-- ENTRIES PROVIDED start --

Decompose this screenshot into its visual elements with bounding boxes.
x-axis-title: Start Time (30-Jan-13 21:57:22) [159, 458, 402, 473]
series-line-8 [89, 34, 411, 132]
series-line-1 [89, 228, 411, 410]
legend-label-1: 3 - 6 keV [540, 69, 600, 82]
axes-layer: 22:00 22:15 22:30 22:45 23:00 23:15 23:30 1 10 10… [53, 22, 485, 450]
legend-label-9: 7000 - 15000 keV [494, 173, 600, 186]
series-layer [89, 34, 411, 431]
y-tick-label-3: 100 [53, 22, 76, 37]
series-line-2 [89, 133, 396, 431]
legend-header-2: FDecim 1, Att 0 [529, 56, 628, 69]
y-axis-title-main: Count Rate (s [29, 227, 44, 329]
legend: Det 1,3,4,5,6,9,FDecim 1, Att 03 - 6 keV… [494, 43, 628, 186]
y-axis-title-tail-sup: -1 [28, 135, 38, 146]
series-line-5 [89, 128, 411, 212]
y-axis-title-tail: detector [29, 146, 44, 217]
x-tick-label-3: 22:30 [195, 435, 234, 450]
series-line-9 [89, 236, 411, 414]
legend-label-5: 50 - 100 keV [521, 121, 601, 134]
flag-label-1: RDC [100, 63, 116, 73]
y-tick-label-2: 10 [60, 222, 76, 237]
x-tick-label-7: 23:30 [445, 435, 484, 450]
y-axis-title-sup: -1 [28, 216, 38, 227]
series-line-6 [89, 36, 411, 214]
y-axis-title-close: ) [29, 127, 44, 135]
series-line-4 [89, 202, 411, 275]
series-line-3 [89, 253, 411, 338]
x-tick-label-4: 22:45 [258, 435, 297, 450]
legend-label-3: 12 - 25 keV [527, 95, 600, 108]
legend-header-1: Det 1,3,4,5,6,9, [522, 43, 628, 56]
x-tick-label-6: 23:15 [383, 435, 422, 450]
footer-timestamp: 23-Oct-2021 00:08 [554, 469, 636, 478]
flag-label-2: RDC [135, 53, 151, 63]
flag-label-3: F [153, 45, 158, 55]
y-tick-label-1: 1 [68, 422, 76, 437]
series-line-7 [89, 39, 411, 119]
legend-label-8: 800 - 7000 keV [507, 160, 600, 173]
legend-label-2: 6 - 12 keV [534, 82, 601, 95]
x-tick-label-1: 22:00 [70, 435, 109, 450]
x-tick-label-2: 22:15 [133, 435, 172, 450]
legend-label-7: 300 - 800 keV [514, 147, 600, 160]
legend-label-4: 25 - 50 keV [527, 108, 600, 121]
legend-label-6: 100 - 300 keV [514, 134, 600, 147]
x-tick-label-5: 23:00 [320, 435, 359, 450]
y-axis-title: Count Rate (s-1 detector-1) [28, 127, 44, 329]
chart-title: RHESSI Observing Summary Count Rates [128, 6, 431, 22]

-- ENTRIES PROVIDED end --

◆ WHAT YOU ARE ASKED TO DO: Copy out every line of the material above with no changes.

◆ WRITTEN SOLUTION:
Decompose this screenshot into its visual elements with bounding boxes.
x-axis-title: Start Time (30-Jan-13 21:57:22) [159, 458, 402, 473]
series-line-8 [89, 34, 411, 132]
series-line-1 [89, 228, 411, 410]
legend-label-1: 3 - 6 keV [540, 69, 600, 82]
axes-layer: 22:00 22:15 22:30 22:45 23:00 23:15 23:30 1 10 10… [53, 22, 485, 450]
legend-label-9: 7000 - 15000 keV [494, 173, 600, 186]
series-layer [89, 34, 411, 431]
y-tick-label-3: 100 [53, 22, 76, 37]
series-line-2 [89, 133, 396, 431]
legend-header-2: FDecim 1, Att 0 [529, 56, 628, 69]
y-axis-title-main: Count Rate (s [29, 227, 44, 329]
legend: Det 1,3,4,5,6,9,FDecim 1, Att 03 - 6 keV… [494, 43, 628, 186]
y-axis-title-tail-sup: -1 [28, 135, 38, 146]
series-line-5 [89, 128, 411, 212]
y-axis-title-tail: detector [29, 146, 44, 217]
x-tick-label-3: 22:30 [195, 435, 234, 450]
series-line-9 [89, 236, 411, 414]
legend-label-5: 50 - 100 keV [521, 121, 601, 134]
flag-label-1: RDC [100, 63, 116, 73]
y-tick-label-2: 10 [60, 222, 76, 237]
x-tick-label-7: 23:30 [445, 435, 484, 450]
y-axis-title-sup: -1 [28, 216, 38, 227]
series-line-6 [89, 36, 411, 214]
y-axis-title-close: ) [29, 127, 44, 135]
series-line-4 [89, 202, 411, 275]
series-line-3 [89, 253, 411, 338]
x-tick-label-4: 22:45 [258, 435, 297, 450]
legend-label-3: 12 - 25 keV [527, 95, 600, 108]
legend-header-1: Det 1,3,4,5,6,9, [522, 43, 628, 56]
x-tick-label-6: 23:15 [383, 435, 422, 450]
footer-timestamp: 23-Oct-2021 00:08 [554, 469, 636, 478]
flag-label-2: RDC [135, 53, 151, 63]
flag-label-3: F [153, 45, 158, 55]
y-tick-label-1: 1 [68, 422, 76, 437]
series-line-7 [89, 39, 411, 119]
legend-label-8: 800 - 7000 keV [507, 160, 600, 173]
legend-label-2: 6 - 12 keV [534, 82, 601, 95]
x-tick-label-1: 22:00 [70, 435, 109, 450]
x-tick-label-2: 22:15 [133, 435, 172, 450]
legend-label-7: 300 - 800 keV [514, 147, 600, 160]
legend-label-4: 25 - 50 keV [527, 108, 600, 121]
legend-label-6: 100 - 300 keV [514, 134, 600, 147]
x-tick-label-5: 23:00 [320, 435, 359, 450]
y-axis-title: Count Rate (s-1 detector-1) [28, 127, 44, 329]
chart-title: RHESSI Observing Summary Count Rates [128, 6, 431, 22]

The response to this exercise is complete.